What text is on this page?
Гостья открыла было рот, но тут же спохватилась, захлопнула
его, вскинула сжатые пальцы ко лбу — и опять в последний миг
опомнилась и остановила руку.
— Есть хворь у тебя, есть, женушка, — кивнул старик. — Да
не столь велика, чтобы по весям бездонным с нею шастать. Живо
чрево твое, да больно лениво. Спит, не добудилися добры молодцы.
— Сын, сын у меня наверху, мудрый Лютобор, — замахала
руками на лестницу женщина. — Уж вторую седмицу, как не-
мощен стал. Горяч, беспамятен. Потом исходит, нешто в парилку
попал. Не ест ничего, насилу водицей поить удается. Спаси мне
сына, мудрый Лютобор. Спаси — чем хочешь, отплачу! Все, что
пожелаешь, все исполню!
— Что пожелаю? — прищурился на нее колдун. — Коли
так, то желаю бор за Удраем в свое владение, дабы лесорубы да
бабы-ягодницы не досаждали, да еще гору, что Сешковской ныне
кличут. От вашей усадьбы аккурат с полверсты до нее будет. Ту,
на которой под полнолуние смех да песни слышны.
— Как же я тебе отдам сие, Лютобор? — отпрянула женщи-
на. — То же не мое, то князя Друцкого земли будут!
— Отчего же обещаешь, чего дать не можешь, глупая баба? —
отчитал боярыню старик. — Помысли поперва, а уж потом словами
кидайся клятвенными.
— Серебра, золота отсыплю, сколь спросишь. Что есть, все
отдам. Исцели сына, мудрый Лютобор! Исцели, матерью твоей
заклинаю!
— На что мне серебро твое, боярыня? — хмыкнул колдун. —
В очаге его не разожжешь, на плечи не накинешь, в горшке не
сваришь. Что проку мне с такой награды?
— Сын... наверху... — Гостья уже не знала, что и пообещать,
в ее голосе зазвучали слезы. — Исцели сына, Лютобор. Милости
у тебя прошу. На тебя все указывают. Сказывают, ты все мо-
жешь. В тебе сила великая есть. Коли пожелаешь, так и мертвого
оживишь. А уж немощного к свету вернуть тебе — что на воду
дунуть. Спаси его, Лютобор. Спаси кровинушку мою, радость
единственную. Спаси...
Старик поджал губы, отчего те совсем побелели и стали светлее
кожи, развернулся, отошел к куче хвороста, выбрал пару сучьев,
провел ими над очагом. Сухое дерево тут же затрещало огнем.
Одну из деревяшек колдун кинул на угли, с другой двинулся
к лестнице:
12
==
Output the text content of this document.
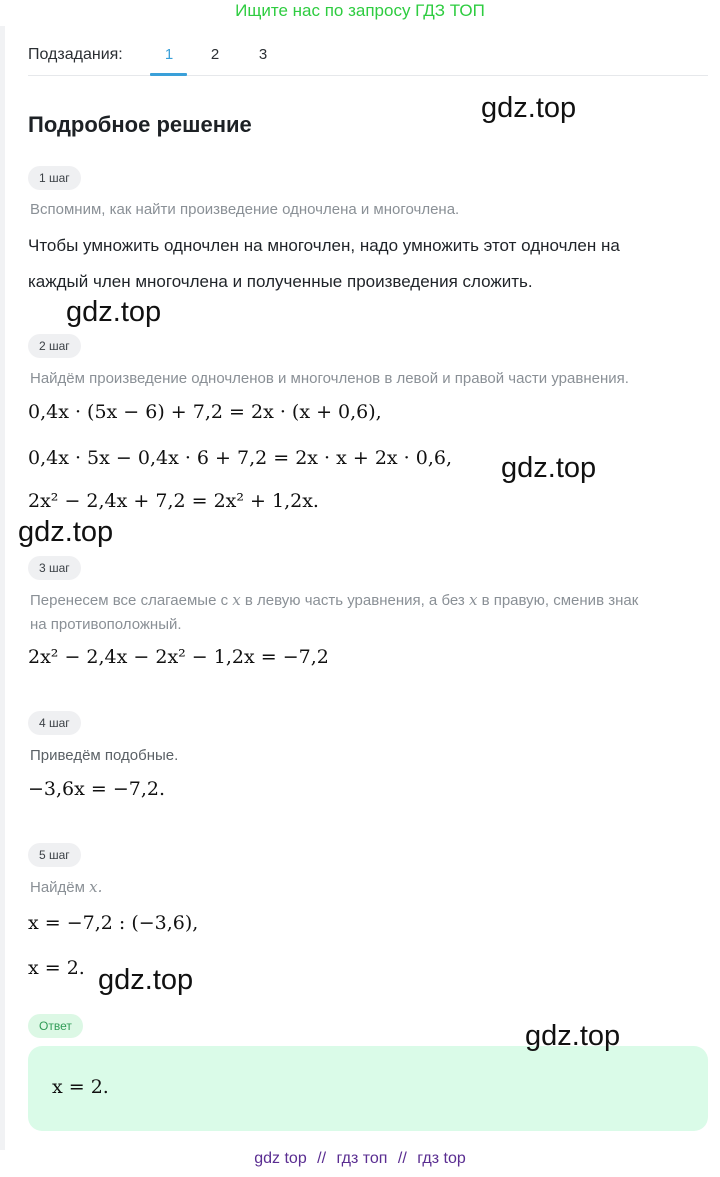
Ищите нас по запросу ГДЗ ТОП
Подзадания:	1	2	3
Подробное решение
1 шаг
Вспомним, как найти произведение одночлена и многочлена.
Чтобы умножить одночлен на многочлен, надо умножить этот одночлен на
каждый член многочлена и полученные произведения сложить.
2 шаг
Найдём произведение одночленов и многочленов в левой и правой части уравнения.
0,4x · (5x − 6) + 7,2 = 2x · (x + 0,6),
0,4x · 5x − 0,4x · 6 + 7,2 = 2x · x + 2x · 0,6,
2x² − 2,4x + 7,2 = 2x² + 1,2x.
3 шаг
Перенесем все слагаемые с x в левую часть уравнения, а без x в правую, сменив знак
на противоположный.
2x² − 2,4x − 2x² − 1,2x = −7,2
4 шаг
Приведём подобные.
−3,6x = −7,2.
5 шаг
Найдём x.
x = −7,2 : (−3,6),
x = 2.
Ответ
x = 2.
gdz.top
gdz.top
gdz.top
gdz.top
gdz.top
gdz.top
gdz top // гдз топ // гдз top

(Your task): Among the records above, find each line holding the string "пожелаешь" and pull it out.

(Exercise solution):
пожелаешь, все исполню!
жешь. В тебе сила великая есть. Коли пожелаешь, так и мертвого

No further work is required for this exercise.